Identify each line in the data below that contains the string "신뢰받는", and copy those lines in full.

Items listed in a dataset:
* start *
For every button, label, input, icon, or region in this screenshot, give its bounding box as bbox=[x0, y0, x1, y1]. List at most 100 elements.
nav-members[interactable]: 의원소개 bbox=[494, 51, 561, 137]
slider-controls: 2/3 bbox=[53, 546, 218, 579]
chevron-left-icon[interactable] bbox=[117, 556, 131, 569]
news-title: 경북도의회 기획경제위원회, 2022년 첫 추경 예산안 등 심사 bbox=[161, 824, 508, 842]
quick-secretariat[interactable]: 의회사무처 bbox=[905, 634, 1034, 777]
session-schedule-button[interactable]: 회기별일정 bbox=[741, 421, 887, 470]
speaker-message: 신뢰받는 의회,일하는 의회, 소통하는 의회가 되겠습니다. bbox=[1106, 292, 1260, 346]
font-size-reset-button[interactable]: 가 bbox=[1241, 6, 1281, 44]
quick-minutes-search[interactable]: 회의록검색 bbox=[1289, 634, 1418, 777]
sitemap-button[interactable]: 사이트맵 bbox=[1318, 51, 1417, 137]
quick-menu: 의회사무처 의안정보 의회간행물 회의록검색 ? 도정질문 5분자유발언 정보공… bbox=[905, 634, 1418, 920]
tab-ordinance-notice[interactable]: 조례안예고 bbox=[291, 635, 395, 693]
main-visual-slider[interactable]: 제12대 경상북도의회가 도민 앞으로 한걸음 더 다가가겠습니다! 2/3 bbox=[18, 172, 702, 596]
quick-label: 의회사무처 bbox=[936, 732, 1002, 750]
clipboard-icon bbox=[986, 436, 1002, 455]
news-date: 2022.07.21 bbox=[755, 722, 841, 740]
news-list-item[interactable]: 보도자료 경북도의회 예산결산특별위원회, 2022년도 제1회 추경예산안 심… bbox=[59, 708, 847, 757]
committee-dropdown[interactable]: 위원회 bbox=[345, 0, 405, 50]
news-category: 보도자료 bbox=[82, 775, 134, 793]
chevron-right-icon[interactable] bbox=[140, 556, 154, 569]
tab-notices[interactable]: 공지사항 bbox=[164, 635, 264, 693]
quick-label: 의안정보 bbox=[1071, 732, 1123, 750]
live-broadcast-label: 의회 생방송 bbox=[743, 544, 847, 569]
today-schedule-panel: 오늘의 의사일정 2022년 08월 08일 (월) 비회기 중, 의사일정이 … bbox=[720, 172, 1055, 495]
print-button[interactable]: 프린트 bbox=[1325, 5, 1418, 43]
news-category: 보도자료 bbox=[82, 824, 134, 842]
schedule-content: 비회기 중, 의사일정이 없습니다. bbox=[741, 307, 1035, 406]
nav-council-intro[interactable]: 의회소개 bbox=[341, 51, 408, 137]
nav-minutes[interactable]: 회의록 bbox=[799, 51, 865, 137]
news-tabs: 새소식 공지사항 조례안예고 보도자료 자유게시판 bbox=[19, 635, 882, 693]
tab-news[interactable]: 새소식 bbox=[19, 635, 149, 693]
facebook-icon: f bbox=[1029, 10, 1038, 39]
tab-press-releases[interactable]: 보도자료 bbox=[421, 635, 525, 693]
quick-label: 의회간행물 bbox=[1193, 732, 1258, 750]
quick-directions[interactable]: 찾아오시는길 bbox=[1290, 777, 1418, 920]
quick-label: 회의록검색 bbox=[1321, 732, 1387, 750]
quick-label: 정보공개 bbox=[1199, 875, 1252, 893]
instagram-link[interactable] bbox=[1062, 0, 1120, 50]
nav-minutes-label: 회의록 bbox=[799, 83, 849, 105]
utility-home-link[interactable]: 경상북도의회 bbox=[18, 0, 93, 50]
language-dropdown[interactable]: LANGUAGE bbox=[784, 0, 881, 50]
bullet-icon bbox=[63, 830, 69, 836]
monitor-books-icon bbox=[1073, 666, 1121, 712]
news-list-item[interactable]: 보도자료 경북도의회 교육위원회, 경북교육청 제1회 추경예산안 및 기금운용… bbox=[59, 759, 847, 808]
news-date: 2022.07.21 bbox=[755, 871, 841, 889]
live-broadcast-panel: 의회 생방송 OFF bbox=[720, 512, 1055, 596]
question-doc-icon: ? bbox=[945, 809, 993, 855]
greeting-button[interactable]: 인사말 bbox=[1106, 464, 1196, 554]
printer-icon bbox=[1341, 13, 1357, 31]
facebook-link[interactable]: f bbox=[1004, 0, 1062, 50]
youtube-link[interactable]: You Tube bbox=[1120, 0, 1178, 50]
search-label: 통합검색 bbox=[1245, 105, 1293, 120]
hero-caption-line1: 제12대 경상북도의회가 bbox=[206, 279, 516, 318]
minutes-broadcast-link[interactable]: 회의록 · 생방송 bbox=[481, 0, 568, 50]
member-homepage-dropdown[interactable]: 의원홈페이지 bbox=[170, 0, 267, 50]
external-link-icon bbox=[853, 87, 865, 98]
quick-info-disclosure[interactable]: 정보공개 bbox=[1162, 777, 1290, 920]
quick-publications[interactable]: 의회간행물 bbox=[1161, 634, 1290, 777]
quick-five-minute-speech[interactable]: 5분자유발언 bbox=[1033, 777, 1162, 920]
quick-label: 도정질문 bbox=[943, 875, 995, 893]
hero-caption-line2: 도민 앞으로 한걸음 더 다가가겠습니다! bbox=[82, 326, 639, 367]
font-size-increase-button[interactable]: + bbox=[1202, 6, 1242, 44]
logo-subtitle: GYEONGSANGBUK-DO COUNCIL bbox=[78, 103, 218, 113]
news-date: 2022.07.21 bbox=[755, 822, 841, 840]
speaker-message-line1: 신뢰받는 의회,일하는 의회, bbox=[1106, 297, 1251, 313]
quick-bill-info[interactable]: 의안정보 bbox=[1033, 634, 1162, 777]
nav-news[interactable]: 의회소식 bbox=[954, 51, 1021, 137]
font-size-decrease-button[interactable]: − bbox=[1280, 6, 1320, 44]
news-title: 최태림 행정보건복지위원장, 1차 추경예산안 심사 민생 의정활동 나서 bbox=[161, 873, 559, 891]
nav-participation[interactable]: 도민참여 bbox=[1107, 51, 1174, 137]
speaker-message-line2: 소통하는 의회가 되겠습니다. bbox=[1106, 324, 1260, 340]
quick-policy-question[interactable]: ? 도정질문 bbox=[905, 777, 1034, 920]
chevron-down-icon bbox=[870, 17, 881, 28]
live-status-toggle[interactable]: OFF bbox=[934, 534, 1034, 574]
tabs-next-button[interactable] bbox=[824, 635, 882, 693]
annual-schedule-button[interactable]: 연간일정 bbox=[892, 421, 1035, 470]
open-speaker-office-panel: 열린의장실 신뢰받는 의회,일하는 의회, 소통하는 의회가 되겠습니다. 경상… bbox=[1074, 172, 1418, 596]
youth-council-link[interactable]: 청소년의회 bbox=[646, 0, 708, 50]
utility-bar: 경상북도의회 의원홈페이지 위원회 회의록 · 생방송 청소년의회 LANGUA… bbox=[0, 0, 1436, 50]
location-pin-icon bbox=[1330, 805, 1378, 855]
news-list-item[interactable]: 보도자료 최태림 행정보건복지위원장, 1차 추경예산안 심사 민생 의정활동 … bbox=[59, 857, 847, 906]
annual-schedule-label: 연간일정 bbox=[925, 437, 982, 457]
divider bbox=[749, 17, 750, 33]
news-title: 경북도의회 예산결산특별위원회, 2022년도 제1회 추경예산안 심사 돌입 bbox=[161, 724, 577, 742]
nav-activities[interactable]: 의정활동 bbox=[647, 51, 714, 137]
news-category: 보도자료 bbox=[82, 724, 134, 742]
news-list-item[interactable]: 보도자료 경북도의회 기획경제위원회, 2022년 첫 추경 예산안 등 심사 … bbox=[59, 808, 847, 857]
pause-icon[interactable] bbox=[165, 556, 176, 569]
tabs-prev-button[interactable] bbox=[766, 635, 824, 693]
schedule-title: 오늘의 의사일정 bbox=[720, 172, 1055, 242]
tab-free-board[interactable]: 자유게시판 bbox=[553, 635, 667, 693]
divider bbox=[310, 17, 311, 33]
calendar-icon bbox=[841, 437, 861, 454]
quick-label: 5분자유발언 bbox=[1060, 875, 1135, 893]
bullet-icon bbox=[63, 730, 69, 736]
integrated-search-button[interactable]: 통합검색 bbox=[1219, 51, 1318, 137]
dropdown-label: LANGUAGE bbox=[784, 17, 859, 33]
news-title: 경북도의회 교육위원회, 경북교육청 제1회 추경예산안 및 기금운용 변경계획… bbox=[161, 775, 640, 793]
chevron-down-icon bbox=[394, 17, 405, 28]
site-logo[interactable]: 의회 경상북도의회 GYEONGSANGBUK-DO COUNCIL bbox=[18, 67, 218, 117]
* end *
Answer to the task:
speaker-message: 신뢰받는 의회,일하는 의회, 소통하는 의회가 되겠습니다. bbox=[1106, 292, 1260, 346]
speaker-message-line1: 신뢰받는 의회,일하는 의회, bbox=[1106, 297, 1251, 313]
open-speaker-office-panel: 열린의장실 신뢰받는 의회,일하는 의회, 소통하는 의회가 되겠습니다. 경상… bbox=[1074, 172, 1418, 596]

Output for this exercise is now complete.